═══ Listing
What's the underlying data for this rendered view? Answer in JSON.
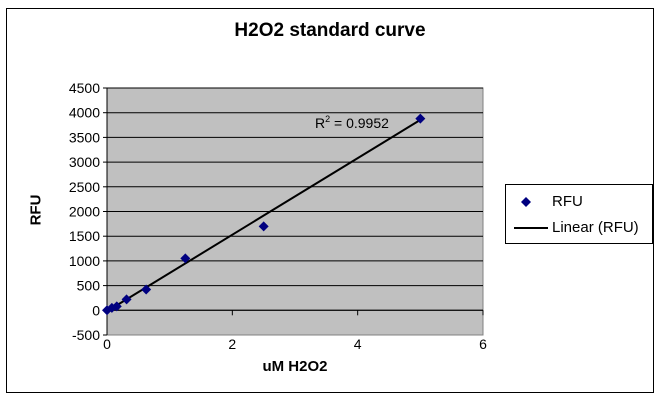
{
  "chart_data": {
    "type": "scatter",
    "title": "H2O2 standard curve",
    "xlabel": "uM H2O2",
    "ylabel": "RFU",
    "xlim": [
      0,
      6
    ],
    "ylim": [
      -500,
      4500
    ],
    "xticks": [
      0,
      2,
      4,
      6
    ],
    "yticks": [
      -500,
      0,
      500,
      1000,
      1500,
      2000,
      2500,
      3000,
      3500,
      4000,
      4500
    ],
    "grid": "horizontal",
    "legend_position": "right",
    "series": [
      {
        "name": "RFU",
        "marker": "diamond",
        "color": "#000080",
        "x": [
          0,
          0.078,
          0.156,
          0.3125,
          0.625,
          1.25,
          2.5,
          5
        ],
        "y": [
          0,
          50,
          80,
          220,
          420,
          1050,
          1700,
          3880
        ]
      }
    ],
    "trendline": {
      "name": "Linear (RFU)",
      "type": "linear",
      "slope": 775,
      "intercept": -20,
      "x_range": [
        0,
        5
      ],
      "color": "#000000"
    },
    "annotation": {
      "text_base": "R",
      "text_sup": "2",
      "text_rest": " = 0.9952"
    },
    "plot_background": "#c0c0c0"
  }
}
══════
═══ Listing
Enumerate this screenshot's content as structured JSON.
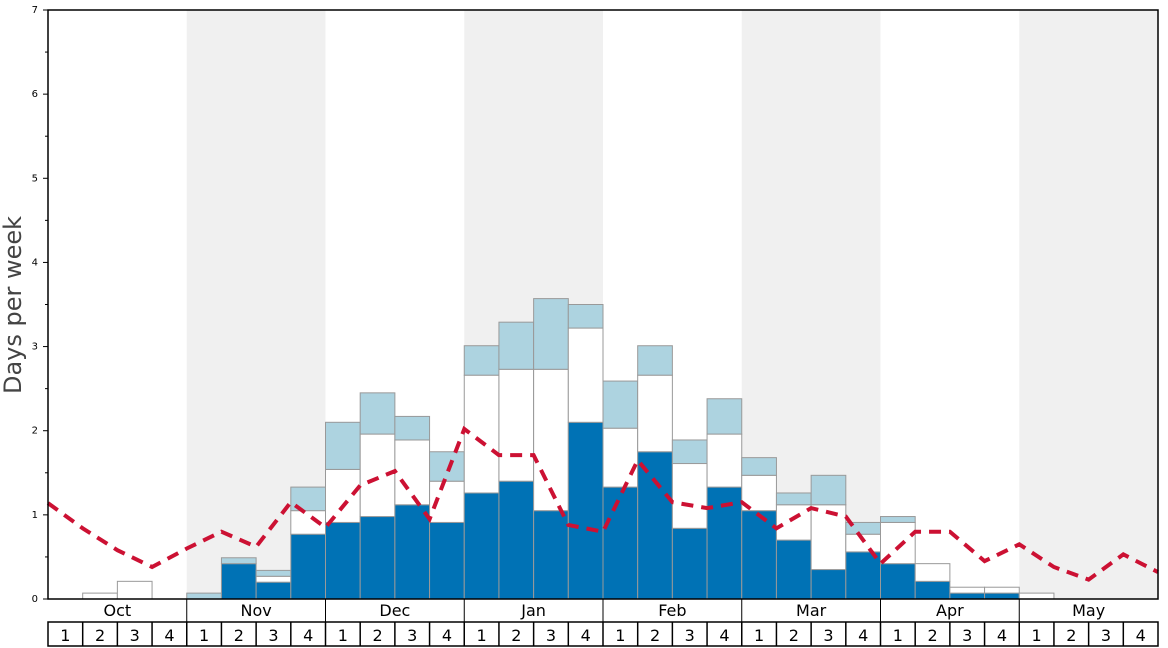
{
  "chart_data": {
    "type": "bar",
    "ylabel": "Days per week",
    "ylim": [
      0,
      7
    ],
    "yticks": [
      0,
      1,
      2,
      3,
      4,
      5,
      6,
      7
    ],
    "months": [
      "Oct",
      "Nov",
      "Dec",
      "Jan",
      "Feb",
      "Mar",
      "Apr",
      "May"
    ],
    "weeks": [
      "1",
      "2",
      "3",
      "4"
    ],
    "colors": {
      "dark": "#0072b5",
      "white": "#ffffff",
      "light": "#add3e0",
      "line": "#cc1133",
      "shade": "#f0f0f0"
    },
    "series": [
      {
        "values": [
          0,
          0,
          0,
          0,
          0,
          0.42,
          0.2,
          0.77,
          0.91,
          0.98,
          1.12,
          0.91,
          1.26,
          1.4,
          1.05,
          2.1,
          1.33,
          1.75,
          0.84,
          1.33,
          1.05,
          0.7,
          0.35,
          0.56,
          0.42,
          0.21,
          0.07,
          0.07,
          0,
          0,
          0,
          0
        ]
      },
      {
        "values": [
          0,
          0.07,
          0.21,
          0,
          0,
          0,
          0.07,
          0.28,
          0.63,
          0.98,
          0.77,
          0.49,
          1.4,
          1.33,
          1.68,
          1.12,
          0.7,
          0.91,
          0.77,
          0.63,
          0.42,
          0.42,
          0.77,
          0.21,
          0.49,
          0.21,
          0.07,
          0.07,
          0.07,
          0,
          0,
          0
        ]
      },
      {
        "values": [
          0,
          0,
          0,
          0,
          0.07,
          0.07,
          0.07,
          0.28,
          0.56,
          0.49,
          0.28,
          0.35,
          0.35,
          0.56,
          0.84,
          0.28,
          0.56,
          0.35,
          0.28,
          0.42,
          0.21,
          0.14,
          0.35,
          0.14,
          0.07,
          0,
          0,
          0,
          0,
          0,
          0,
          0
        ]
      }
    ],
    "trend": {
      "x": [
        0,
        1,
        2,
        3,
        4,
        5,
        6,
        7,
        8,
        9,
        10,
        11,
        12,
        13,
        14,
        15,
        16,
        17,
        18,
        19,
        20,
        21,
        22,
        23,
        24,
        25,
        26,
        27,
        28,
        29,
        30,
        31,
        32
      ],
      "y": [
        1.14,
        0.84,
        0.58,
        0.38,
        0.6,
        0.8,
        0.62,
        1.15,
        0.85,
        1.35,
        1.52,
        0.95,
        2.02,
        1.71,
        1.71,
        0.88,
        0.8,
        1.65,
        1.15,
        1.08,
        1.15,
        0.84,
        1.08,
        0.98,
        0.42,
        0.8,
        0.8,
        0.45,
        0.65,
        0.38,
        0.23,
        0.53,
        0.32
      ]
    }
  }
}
══════
List the lines of the material in which the word "JSON" occurs.

** Result for this task **
What's the underlying data for this rendered view? Answer in JSON.
Enumerate this screenshot's content as structured JSON.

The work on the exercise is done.